* [What to do]:
Locate each line below that contains the string "overlay" and copy it out. Case matters.

────

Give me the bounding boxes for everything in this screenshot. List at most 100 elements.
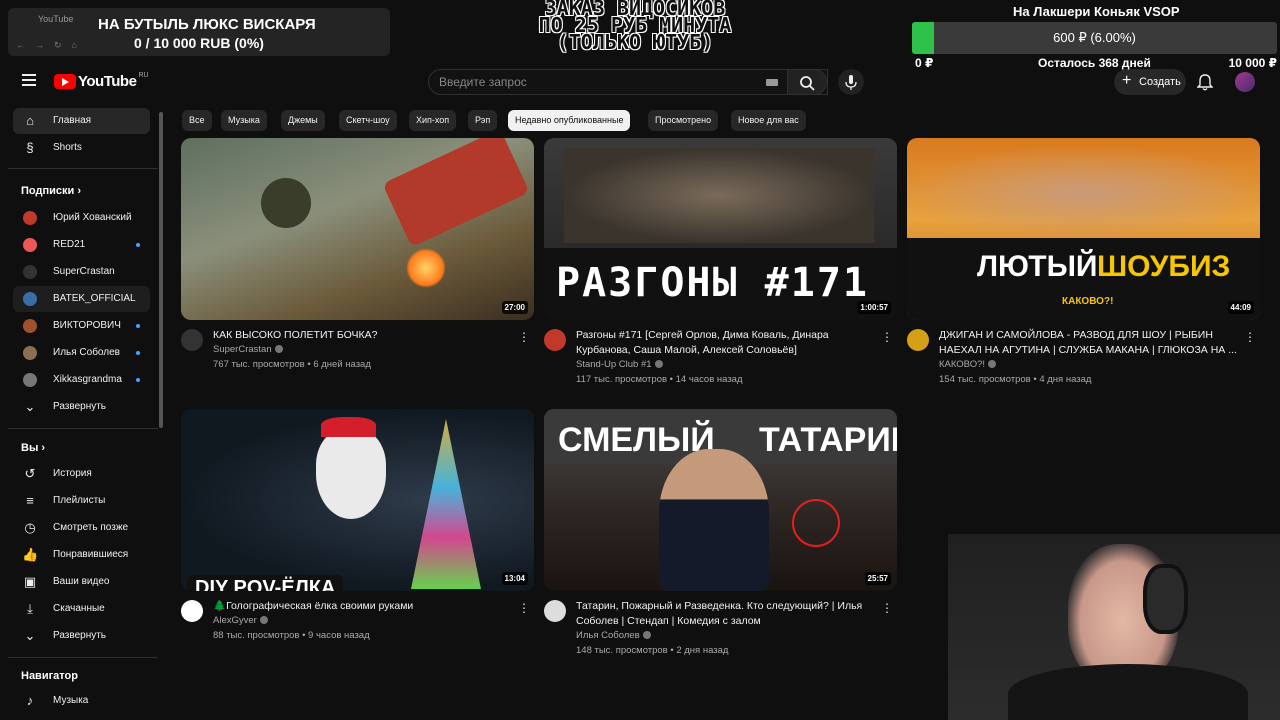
sidebar-expand[interactable]: ⌄ Развернуть (13, 623, 150, 649)
helmet-shape (261, 178, 311, 228)
channel-name[interactable]: SuperCrastan (213, 344, 283, 355)
channel-avatar (23, 346, 37, 360)
you-header[interactable]: Вы › (21, 442, 45, 454)
sidebar-channel[interactable]: RED21 (13, 232, 150, 258)
donation-progress: 0 / 10 000 RUB (0%) (134, 35, 264, 51)
sidebar-channel[interactable]: SuperCrastan (13, 259, 150, 285)
search-input[interactable] (439, 75, 759, 89)
sidebar-item-playlists[interactable]: ≡ Плейлисты (13, 488, 150, 514)
sidebar-item-your-videos[interactable]: ▣ Ваши видео (13, 569, 150, 595)
channel-name[interactable]: AlexGyver (213, 615, 268, 626)
video-title[interactable]: Татарин, Пожарный и Разведенка. Кто след… (576, 599, 876, 629)
youtube-logo[interactable]: YouTube RU (54, 72, 149, 90)
thumbnail-text: ЛЮТЫЙ (977, 250, 1098, 283)
sidebar-channel[interactable]: Юрий Хованский (13, 205, 150, 231)
verified-icon (988, 360, 997, 368)
channel-avatar[interactable] (544, 600, 566, 622)
sidebar-channel[interactable]: BATEK_OFFICIAL (13, 286, 150, 312)
chip[interactable]: Новое для вас (731, 110, 806, 131)
thumbnail-text: РАЗГОНЫ #171 (556, 260, 869, 306)
video-order-overlay: ЗАКАЗ ВИДОСИКОВ ПО 25 РУБ МИНУТА (ТОЛЬКО… (440, 0, 830, 56)
video-card[interactable]: DIY POV-ЁЛКА 13:04 🌲Голографическая ёлка… (181, 409, 534, 659)
chip[interactable]: Джемы (281, 110, 325, 131)
video-title[interactable]: КАК ВЫСОКО ПОЛЕТИТ БОЧКА? (213, 328, 513, 343)
sidebar-item-downloads[interactable]: ⤓ Скачанные (13, 596, 150, 622)
channel-name[interactable]: КАКОВО?! (939, 359, 997, 370)
sidebar-channel[interactable]: ВИКТОРОВИЧ (13, 313, 150, 339)
account-avatar[interactable] (1235, 72, 1255, 92)
video-thumbnail[interactable]: DIY POV-ЁЛКА 13:04 (181, 409, 534, 591)
webcam-overlay (948, 534, 1280, 720)
thumbnail-text: ШОУБИЗ (1097, 250, 1231, 283)
new-content-dot (136, 324, 140, 328)
plus-icon: + (1122, 72, 1132, 89)
channel-avatar (23, 211, 37, 225)
sidebar-item-music[interactable]: ♪ Музыка (13, 688, 150, 714)
sidebar-item-shorts[interactable]: § Shorts (13, 135, 150, 161)
more-options-icon[interactable]: ⋮ (518, 601, 530, 615)
sidebar-channel[interactable]: Илья Соболев (13, 340, 150, 366)
channel-avatar[interactable] (907, 329, 929, 351)
video-thumbnail[interactable]: ЛЮТЫЙ ШОУБИЗ КАКОВО?! 44:09 (907, 138, 1260, 320)
sidebar-item-home[interactable]: ⌂ Главная (13, 108, 150, 134)
chip[interactable]: Все (182, 110, 212, 131)
video-thumbnail[interactable]: 27:00 (181, 138, 534, 320)
video-icon: ▣ (23, 574, 37, 589)
browser-tab: YouTube (38, 14, 74, 24)
notifications-button[interactable] (1196, 73, 1214, 96)
sidebar-expand[interactable]: ⌄ Развернуть (13, 394, 150, 420)
sidebar-item-liked[interactable]: 👍 Понравившиеся (13, 542, 150, 568)
chip[interactable]: Скетч-шоу (339, 110, 397, 131)
video-title[interactable]: ДЖИГАН И САМОЙЛОВА - РАЗВОД ДЛЯ ШОУ | РЫ… (939, 328, 1239, 358)
voice-search-button[interactable] (838, 69, 864, 95)
navigator-header: Навигатор (21, 670, 78, 682)
video-card[interactable]: ЛЮТЫЙ ШОУБИЗ КАКОВО?! 44:09 ДЖИГАН И САМ… (907, 138, 1260, 385)
video-card[interactable]: СМЕЛЫЙ ТАТАРИН 25:57 Татарин, Пожарный и… (544, 409, 897, 669)
more-options-icon[interactable]: ⋮ (518, 330, 530, 344)
menu-icon[interactable] (22, 74, 36, 86)
more-options-icon[interactable]: ⋮ (881, 601, 893, 615)
search-box (428, 69, 828, 95)
sidebar-channel[interactable]: Xikkasgrandma (13, 367, 150, 393)
channel-avatar[interactable] (181, 600, 203, 622)
home-icon: ⌂ (26, 113, 34, 128)
chip-selected[interactable]: Недавно опубликованные (508, 110, 631, 131)
chip[interactable]: Хип-хоп (409, 110, 457, 131)
new-content-dot (136, 243, 140, 247)
sidebar-item-watch-later[interactable]: ◷ Смотреть позже (13, 515, 150, 541)
more-options-icon[interactable]: ⋮ (881, 330, 893, 344)
more-options-icon[interactable]: ⋮ (1244, 330, 1256, 344)
sidebar-scrollbar[interactable] (159, 112, 163, 428)
chip[interactable]: Рэп (468, 110, 498, 131)
video-thumbnail[interactable]: СМЕЛЫЙ ТАТАРИН 25:57 (544, 409, 897, 591)
channel-name[interactable]: Илья Соболев (576, 630, 651, 641)
channel-avatar[interactable] (181, 329, 203, 351)
video-meta: 88 тыс. просмотров • 9 часов назад (213, 630, 370, 641)
music-icon: ♪ (26, 693, 34, 708)
channel-avatar[interactable] (544, 329, 566, 351)
goal-max: 10 000 ₽ (1228, 56, 1277, 70)
verified-icon (654, 360, 663, 368)
video-card[interactable]: РАЗГОНЫ #171 1:00:57 Разгоны #171 [Серге… (544, 138, 897, 388)
video-title[interactable]: Разгоны #171 [Сергей Орлов, Дима Коваль,… (576, 328, 876, 358)
video-title[interactable]: 🌲Голографическая ёлка своими руками (213, 599, 513, 614)
video-card[interactable]: 27:00 КАК ВЫСОКО ПОЛЕТИТ БОЧКА? SuperCra… (181, 138, 534, 378)
divider (8, 657, 158, 658)
christmas-tree-shape (411, 419, 481, 589)
chip[interactable]: Просмотрено (648, 110, 719, 131)
duration-badge: 1:00:57 (857, 301, 891, 314)
keyboard-icon[interactable] (766, 79, 778, 86)
channel-name[interactable]: Stand-Up Club #1 (576, 359, 663, 370)
thumbnail-logo: КАКОВО?! (1062, 296, 1114, 307)
duration-badge: 27:00 (501, 301, 528, 314)
create-button[interactable]: + Создать (1114, 69, 1186, 95)
video-thumbnail[interactable]: РАЗГОНЫ #171 1:00:57 (544, 138, 897, 320)
thumbnail-text: DIY POV-ЁЛКА (187, 575, 344, 591)
goal-progress-bar: 600 ₽ (6.00%) (912, 22, 1277, 54)
subscriptions-header[interactable]: Подписки › (21, 185, 81, 197)
chip[interactable]: Музыка (221, 110, 267, 131)
chevron-down-icon: ⌄ (24, 399, 36, 414)
sidebar-item-history[interactable]: ↺ История (13, 461, 150, 487)
video-meta: 148 тыс. просмотров • 2 дня назад (576, 645, 729, 656)
search-button[interactable] (787, 69, 827, 95)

────

* [The answer]:
video-order-overlay: ЗАКАЗ ВИДОСИКОВ ПО 25 РУБ МИНУТА (ТОЛЬКО… (440, 0, 830, 56)
webcam-overlay (948, 534, 1280, 720)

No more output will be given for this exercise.